--- DO THIS ---
Below are the records. Count the lines containing the string "Cannes", and reply with the number alone.

(Stored items from a collection)
════
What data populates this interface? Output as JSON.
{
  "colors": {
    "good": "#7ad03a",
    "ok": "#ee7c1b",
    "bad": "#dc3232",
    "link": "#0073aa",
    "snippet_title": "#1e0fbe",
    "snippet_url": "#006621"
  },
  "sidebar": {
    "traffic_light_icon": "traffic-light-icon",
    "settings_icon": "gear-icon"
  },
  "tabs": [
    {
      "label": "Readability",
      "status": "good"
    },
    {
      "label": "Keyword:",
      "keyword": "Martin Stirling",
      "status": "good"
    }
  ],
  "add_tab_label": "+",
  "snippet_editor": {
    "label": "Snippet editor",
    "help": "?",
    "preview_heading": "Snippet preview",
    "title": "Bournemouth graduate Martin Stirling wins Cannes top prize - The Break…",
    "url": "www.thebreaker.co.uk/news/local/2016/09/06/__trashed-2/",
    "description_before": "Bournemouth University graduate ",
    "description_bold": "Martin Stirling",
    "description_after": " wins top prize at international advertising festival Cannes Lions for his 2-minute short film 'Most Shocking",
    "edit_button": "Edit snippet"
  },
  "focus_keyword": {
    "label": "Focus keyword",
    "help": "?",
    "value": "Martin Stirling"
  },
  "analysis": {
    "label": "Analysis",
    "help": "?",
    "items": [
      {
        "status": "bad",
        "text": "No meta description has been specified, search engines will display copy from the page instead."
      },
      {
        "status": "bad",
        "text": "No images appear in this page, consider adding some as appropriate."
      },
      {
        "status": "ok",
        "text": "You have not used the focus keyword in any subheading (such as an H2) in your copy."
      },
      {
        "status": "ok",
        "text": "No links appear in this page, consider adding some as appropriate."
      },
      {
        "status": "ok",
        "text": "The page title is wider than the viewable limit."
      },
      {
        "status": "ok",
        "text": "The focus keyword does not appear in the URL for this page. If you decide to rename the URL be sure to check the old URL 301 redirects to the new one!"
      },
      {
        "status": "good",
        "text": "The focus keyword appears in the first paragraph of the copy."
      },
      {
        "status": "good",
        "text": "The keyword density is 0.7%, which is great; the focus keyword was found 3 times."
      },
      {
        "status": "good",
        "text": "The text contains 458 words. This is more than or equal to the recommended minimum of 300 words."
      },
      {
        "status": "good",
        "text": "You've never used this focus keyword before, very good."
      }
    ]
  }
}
════
--- EXERCISE RESULT ---
2